--- BEGIN ---

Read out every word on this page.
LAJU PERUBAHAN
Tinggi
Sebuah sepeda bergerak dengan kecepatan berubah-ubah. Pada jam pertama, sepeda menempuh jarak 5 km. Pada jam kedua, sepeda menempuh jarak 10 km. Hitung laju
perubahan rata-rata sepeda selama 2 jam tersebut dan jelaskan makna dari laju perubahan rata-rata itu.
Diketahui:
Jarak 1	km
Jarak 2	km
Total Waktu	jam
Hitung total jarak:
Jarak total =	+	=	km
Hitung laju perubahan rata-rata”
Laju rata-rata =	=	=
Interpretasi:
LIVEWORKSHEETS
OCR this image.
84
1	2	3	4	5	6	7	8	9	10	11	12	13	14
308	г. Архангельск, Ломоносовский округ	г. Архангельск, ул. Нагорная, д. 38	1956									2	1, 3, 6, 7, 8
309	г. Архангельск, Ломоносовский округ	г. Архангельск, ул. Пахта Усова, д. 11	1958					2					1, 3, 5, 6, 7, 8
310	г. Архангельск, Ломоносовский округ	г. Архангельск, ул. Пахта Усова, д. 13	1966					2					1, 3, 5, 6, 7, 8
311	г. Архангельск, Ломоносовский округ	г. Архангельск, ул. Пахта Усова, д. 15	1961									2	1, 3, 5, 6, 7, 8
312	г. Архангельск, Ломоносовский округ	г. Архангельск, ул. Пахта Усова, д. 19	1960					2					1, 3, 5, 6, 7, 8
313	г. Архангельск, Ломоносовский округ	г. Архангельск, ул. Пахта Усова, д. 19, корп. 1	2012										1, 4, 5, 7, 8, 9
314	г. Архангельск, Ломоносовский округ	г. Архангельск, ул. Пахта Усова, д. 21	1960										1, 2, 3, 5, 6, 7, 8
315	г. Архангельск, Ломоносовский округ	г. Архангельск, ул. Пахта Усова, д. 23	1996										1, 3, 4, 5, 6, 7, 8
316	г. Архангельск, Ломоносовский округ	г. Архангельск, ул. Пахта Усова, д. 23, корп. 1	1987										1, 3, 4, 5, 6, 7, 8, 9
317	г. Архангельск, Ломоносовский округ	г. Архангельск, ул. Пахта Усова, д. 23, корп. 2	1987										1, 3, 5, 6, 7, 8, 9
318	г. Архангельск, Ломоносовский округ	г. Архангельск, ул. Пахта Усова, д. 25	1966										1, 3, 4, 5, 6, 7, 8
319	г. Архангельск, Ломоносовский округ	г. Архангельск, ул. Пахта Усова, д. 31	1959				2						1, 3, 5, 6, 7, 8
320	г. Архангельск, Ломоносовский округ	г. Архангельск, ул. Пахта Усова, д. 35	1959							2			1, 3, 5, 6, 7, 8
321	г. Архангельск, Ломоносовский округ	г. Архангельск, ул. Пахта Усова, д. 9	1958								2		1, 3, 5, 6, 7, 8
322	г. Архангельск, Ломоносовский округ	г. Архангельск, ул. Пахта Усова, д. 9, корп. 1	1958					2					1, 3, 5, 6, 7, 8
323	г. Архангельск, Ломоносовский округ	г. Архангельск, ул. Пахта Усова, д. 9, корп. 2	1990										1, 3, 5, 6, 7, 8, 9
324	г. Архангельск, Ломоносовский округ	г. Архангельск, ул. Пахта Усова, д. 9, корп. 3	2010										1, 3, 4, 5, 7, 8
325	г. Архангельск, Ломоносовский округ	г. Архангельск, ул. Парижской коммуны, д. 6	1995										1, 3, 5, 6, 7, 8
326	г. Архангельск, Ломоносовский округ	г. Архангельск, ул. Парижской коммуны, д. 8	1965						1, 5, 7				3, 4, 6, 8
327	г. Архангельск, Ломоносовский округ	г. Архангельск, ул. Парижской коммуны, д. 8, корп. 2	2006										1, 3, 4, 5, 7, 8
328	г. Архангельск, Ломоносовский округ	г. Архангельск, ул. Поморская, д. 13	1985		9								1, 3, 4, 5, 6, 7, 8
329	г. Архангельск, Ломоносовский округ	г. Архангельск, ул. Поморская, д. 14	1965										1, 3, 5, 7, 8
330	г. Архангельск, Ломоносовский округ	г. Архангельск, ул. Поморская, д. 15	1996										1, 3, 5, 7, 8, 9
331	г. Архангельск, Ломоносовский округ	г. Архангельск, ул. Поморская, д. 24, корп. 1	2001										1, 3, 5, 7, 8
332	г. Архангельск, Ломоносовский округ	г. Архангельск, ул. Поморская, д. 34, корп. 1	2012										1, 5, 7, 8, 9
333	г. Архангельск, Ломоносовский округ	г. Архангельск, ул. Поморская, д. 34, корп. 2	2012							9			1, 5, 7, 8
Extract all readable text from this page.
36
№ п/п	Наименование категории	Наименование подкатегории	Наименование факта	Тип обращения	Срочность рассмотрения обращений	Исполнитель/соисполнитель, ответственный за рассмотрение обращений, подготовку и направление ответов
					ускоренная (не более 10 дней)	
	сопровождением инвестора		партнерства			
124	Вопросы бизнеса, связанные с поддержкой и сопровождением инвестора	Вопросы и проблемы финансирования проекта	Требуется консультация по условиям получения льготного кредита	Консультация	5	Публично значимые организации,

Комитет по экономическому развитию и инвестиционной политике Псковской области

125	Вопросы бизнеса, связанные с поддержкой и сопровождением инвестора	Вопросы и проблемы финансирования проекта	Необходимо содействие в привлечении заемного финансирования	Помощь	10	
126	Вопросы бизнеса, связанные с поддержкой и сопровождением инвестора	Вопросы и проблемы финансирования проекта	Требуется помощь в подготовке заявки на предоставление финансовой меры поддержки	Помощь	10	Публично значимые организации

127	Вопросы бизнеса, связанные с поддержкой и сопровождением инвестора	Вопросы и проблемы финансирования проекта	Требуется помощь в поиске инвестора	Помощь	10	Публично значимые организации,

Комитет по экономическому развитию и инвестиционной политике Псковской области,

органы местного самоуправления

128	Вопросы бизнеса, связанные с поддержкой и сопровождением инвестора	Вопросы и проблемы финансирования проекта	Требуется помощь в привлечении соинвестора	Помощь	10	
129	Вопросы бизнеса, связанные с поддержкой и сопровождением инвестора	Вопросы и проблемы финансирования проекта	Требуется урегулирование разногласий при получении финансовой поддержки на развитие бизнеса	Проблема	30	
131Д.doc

--- END ---

▶ _What the exercise asks_: Return the material in full, exactly as shown.

▶ _Response to the exercise_:
Read out every word on this page.
LAJU PERUBAHAN
Tinggi
Sebuah sepeda bergerak dengan kecepatan berubah-ubah. Pada jam pertama, sepeda menempuh jarak 5 km. Pada jam kedua, sepeda menempuh jarak 10 km. Hitung laju
perubahan rata-rata sepeda selama 2 jam tersebut dan jelaskan makna dari laju perubahan rata-rata itu.
Diketahui:
Jarak 1	km
Jarak 2	km
Total Waktu	jam
Hitung total jarak:
Jarak total =	+	=	km
Hitung laju perubahan rata-rata”
Laju rata-rata =	=	=
Interpretasi:
LIVEWORKSHEETS
OCR this image.
84
1	2	3	4	5	6	7	8	9	10	11	12	13	14
308	г. Архангельск, Ломоносовский округ	г. Архангельск, ул. Нагорная, д. 38	1956									2	1, 3, 6, 7, 8
309	г. Архангельск, Ломоносовский округ	г. Архангельск, ул. Пахта Усова, д. 11	1958					2					1, 3, 5, 6, 7, 8
310	г. Архангельск, Ломоносовский округ	г. Архангельск, ул. Пахта Усова, д. 13	1966					2					1, 3, 5, 6, 7, 8
311	г. Архангельск, Ломоносовский округ	г. Архангельск, ул. Пахта Усова, д. 15	1961									2	1, 3, 5, 6, 7, 8
312	г. Архангельск, Ломоносовский округ	г. Архангельск, ул. Пахта Усова, д. 19	1960					2					1, 3, 5, 6, 7, 8
313	г. Архангельск, Ломоносовский округ	г. Архангельск, ул. Пахта Усова, д. 19, корп. 1	2012										1, 4, 5, 7, 8, 9
314	г. Архангельск, Ломоносовский округ	г. Архангельск, ул. Пахта Усова, д. 21	1960										1, 2, 3, 5, 6, 7, 8
315	г. Архангельск, Ломоносовский округ	г. Архангельск, ул. Пахта Усова, д. 23	1996										1, 3, 4, 5, 6, 7, 8
316	г. Архангельск, Ломоносовский округ	г. Архангельск, ул. Пахта Усова, д. 23, корп. 1	1987										1, 3, 4, 5, 6, 7, 8, 9
317	г. Архангельск, Ломоносовский округ	г. Архангельск, ул. Пахта Усова, д. 23, корп. 2	1987										1, 3, 5, 6, 7, 8, 9
318	г. Архангельск, Ломоносовский округ	г. Архангельск, ул. Пахта Усова, д. 25	1966										1, 3, 4, 5, 6, 7, 8
319	г. Архангельск, Ломоносовский округ	г. Архангельск, ул. Пахта Усова, д. 31	1959				2						1, 3, 5, 6, 7, 8
320	г. Архангельск, Ломоносовский округ	г. Архангельск, ул. Пахта Усова, д. 35	1959							2			1, 3, 5, 6, 7, 8
321	г. Архангельск, Ломоносовский округ	г. Архангельск, ул. Пахта Усова, д. 9	1958								2		1, 3, 5, 6, 7, 8
322	г. Архангельск, Ломоносовский округ	г. Архангельск, ул. Пахта Усова, д. 9, корп. 1	1958					2					1, 3, 5, 6, 7, 8
323	г. Архангельск, Ломоносовский округ	г. Архангельск, ул. Пахта Усова, д. 9, корп. 2	1990										1, 3, 5, 6, 7, 8, 9
324	г. Архангельск, Ломоносовский округ	г. Архангельск, ул. Пахта Усова, д. 9, корп. 3	2010										1, 3, 4, 5, 7, 8
325	г. Архангельск, Ломоносовский округ	г. Архангельск, ул. Парижской коммуны, д. 6	1995										1, 3, 5, 6, 7, 8
326	г. Архангельск, Ломоносовский округ	г. Архангельск, ул. Парижской коммуны, д. 8	1965						1, 5, 7				3, 4, 6, 8
327	г. Архангельск, Ломоносовский округ	г. Архангельск, ул. Парижской коммуны, д. 8, корп. 2	2006										1, 3, 4, 5, 7, 8
328	г. Архангельск, Ломоносовский округ	г. Архангельск, ул. Поморская, д. 13	1985		9								1, 3, 4, 5, 6, 7, 8
329	г. Архангельск, Ломоносовский округ	г. Архангельск, ул. Поморская, д. 14	1965										1, 3, 5, 7, 8
330	г. Архангельск, Ломоносовский округ	г. Архангельск, ул. Поморская, д. 15	1996										1, 3, 5, 7, 8, 9
331	г. Архангельск, Ломоносовский округ	г. Архангельск, ул. Поморская, д. 24, корп. 1	2001										1, 3, 5, 7, 8
332	г. Архангельск, Ломоносовский округ	г. Архангельск, ул. Поморская, д. 34, корп. 1	2012										1, 5, 7, 8, 9
333	г. Архангельск, Ломоносовский округ	г. Архангельск, ул. Поморская, д. 34, корп. 2	2012							9			1, 5, 7, 8
Extract all readable text from this page.
36
№ п/п	Наименование категории	Наименование подкатегории	Наименование факта	Тип обращения	Срочность рассмотрения обращений	Исполнитель/соисполнитель, ответственный за рассмотрение обращений, подготовку и направление ответов
					ускоренная (не более 10 дней)	
	сопровождением инвестора		партнерства			
124	Вопросы бизнеса, связанные с поддержкой и сопровождением инвестора	Вопросы и проблемы финансирования проекта	Требуется консультация по условиям получения льготного кредита	Консультация	5	Публично значимые организации,

Комитет по экономическому развитию и инвестиционной политике Псковской области

125	Вопросы бизнеса, связанные с поддержкой и сопровождением инвестора	Вопросы и проблемы финансирования проекта	Необходимо содействие в привлечении заемного финансирования	Помощь	10	
126	Вопросы бизнеса, связанные с поддержкой и сопровождением инвестора	Вопросы и проблемы финансирования проекта	Требуется помощь в подготовке заявки на предоставление финансовой меры поддержки	Помощь	10	Публично значимые организации

127	Вопросы бизнеса, связанные с поддержкой и сопровождением инвестора	Вопросы и проблемы финансирования проекта	Требуется помощь в поиске инвестора	Помощь	10	Публично значимые организации,

Комитет по экономическому развитию и инвестиционной политике Псковской области,

органы местного самоуправления

128	Вопросы бизнеса, связанные с поддержкой и сопровождением инвестора	Вопросы и проблемы финансирования проекта	Требуется помощь в привлечении соинвестора	Помощь	10	
129	Вопросы бизнеса, связанные с поддержкой и сопровождением инвестора	Вопросы и проблемы финансирования проекта	Требуется урегулирование разногласий при получении финансовой поддержки на развитие бизнеса	Проблема	30	
131Д.doc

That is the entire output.